Your task is to reproduce the entries below word for word.

— INPUT RECORDS —
-- start --

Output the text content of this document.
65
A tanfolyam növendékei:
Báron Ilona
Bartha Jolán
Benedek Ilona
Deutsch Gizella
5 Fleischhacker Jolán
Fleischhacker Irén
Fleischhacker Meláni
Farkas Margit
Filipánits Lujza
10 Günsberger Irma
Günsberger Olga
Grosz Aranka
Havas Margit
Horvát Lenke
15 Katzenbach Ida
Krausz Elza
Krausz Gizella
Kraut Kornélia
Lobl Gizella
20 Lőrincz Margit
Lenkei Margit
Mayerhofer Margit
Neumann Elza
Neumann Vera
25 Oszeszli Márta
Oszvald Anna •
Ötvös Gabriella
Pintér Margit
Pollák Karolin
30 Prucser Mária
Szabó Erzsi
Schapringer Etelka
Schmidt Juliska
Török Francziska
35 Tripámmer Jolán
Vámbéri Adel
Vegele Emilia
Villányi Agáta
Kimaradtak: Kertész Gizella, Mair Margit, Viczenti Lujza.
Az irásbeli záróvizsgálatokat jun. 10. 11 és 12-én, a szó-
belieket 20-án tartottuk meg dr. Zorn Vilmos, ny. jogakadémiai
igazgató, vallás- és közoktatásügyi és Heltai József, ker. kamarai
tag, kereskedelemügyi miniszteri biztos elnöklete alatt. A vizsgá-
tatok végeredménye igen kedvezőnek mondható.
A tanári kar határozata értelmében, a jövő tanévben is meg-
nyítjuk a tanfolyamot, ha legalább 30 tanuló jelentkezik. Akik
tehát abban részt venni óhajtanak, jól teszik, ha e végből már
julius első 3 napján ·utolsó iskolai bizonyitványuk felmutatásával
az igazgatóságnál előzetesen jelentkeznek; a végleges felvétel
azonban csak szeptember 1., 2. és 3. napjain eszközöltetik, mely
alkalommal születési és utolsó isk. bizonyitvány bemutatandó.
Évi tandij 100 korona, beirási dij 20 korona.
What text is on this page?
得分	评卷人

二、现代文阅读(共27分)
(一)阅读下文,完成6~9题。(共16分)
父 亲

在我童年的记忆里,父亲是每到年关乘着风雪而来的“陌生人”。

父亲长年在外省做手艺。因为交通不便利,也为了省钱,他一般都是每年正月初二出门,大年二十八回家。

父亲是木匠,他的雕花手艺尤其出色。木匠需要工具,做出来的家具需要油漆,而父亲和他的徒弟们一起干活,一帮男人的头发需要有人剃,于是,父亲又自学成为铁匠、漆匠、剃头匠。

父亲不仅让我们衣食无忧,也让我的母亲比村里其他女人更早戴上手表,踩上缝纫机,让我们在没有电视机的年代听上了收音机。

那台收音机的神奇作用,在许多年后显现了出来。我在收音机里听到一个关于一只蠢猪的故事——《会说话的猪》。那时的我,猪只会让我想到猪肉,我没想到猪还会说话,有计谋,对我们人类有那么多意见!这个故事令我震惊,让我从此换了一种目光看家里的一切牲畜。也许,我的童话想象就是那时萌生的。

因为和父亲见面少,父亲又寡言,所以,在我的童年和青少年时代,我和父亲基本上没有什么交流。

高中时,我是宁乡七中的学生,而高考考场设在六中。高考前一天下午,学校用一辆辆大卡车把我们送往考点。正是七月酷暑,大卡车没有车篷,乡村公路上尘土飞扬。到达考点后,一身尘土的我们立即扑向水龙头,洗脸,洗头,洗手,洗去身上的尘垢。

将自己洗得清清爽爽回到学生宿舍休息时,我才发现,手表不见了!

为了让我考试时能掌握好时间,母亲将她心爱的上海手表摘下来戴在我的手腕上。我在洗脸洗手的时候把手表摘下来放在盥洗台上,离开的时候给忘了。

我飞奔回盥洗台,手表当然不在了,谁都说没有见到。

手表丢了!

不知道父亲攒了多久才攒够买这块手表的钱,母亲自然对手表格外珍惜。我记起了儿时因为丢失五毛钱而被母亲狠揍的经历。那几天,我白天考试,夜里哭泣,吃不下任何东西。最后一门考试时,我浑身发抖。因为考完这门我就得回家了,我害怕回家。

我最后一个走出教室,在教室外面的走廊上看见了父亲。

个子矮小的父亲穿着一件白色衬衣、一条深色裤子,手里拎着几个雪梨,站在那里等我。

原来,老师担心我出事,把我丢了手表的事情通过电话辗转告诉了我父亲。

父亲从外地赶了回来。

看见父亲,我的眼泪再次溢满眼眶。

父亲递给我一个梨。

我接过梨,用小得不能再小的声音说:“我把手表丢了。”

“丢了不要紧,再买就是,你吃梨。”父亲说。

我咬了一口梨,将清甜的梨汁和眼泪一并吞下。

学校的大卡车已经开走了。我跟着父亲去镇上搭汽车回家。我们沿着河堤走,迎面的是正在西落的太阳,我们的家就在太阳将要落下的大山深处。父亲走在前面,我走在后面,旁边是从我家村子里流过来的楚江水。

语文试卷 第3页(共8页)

-- end --

— EXERCISE ANSWER —
Output the text content of this document.
65
A tanfolyam növendékei:
Báron Ilona
Bartha Jolán
Benedek Ilona
Deutsch Gizella
5 Fleischhacker Jolán
Fleischhacker Irén
Fleischhacker Meláni
Farkas Margit
Filipánits Lujza
10 Günsberger Irma
Günsberger Olga
Grosz Aranka
Havas Margit
Horvát Lenke
15 Katzenbach Ida
Krausz Elza
Krausz Gizella
Kraut Kornélia
Lobl Gizella
20 Lőrincz Margit
Lenkei Margit
Mayerhofer Margit
Neumann Elza
Neumann Vera
25 Oszeszli Márta
Oszvald Anna •
Ötvös Gabriella
Pintér Margit
Pollák Karolin
30 Prucser Mária
Szabó Erzsi
Schapringer Etelka
Schmidt Juliska
Török Francziska
35 Tripámmer Jolán
Vámbéri Adel
Vegele Emilia
Villányi Agáta
Kimaradtak: Kertész Gizella, Mair Margit, Viczenti Lujza.
Az irásbeli záróvizsgálatokat jun. 10. 11 és 12-én, a szó-
belieket 20-án tartottuk meg dr. Zorn Vilmos, ny. jogakadémiai
igazgató, vallás- és közoktatásügyi és Heltai József, ker. kamarai
tag, kereskedelemügyi miniszteri biztos elnöklete alatt. A vizsgá-
tatok végeredménye igen kedvezőnek mondható.
A tanári kar határozata értelmében, a jövő tanévben is meg-
nyítjuk a tanfolyamot, ha legalább 30 tanuló jelentkezik. Akik
tehát abban részt venni óhajtanak, jól teszik, ha e végből már
julius első 3 napján ·utolsó iskolai bizonyitványuk felmutatásával
az igazgatóságnál előzetesen jelentkeznek; a végleges felvétel
azonban csak szeptember 1., 2. és 3. napjain eszközöltetik, mely
alkalommal születési és utolsó isk. bizonyitvány bemutatandó.
Évi tandij 100 korona, beirási dij 20 korona.
What text is on this page?
得分	评卷人

二、现代文阅读(共27分)
(一)阅读下文,完成6~9题。(共16分)
父 亲

在我童年的记忆里,父亲是每到年关乘着风雪而来的“陌生人”。

父亲长年在外省做手艺。因为交通不便利,也为了省钱,他一般都是每年正月初二出门,大年二十八回家。

父亲是木匠,他的雕花手艺尤其出色。木匠需要工具,做出来的家具需要油漆,而父亲和他的徒弟们一起干活,一帮男人的头发需要有人剃,于是,父亲又自学成为铁匠、漆匠、剃头匠。

父亲不仅让我们衣食无忧,也让我的母亲比村里其他女人更早戴上手表,踩上缝纫机,让我们在没有电视机的年代听上了收音机。

那台收音机的神奇作用,在许多年后显现了出来。我在收音机里听到一个关于一只蠢猪的故事——《会说话的猪》。那时的我,猪只会让我想到猪肉,我没想到猪还会说话,有计谋,对我们人类有那么多意见!这个故事令我震惊,让我从此换了一种目光看家里的一切牲畜。也许,我的童话想象就是那时萌生的。

因为和父亲见面少,父亲又寡言,所以,在我的童年和青少年时代,我和父亲基本上没有什么交流。

高中时,我是宁乡七中的学生,而高考考场设在六中。高考前一天下午,学校用一辆辆大卡车把我们送往考点。正是七月酷暑,大卡车没有车篷,乡村公路上尘土飞扬。到达考点后,一身尘土的我们立即扑向水龙头,洗脸,洗头,洗手,洗去身上的尘垢。

将自己洗得清清爽爽回到学生宿舍休息时,我才发现,手表不见了!

为了让我考试时能掌握好时间,母亲将她心爱的上海手表摘下来戴在我的手腕上。我在洗脸洗手的时候把手表摘下来放在盥洗台上,离开的时候给忘了。

我飞奔回盥洗台,手表当然不在了,谁都说没有见到。

手表丢了!

不知道父亲攒了多久才攒够买这块手表的钱,母亲自然对手表格外珍惜。我记起了儿时因为丢失五毛钱而被母亲狠揍的经历。那几天,我白天考试,夜里哭泣,吃不下任何东西。最后一门考试时,我浑身发抖。因为考完这门我就得回家了,我害怕回家。

我最后一个走出教室,在教室外面的走廊上看见了父亲。

个子矮小的父亲穿着一件白色衬衣、一条深色裤子,手里拎着几个雪梨,站在那里等我。

原来,老师担心我出事,把我丢了手表的事情通过电话辗转告诉了我父亲。

父亲从外地赶了回来。

看见父亲,我的眼泪再次溢满眼眶。

父亲递给我一个梨。

我接过梨,用小得不能再小的声音说:“我把手表丢了。”

“丢了不要紧,再买就是,你吃梨。”父亲说。

我咬了一口梨,将清甜的梨汁和眼泪一并吞下。

学校的大卡车已经开走了。我跟着父亲去镇上搭汽车回家。我们沿着河堤走,迎面的是正在西落的太阳,我们的家就在太阳将要落下的大山深处。父亲走在前面,我走在后面,旁边是从我家村子里流过来的楚江水。

语文试卷 第3页(共8页)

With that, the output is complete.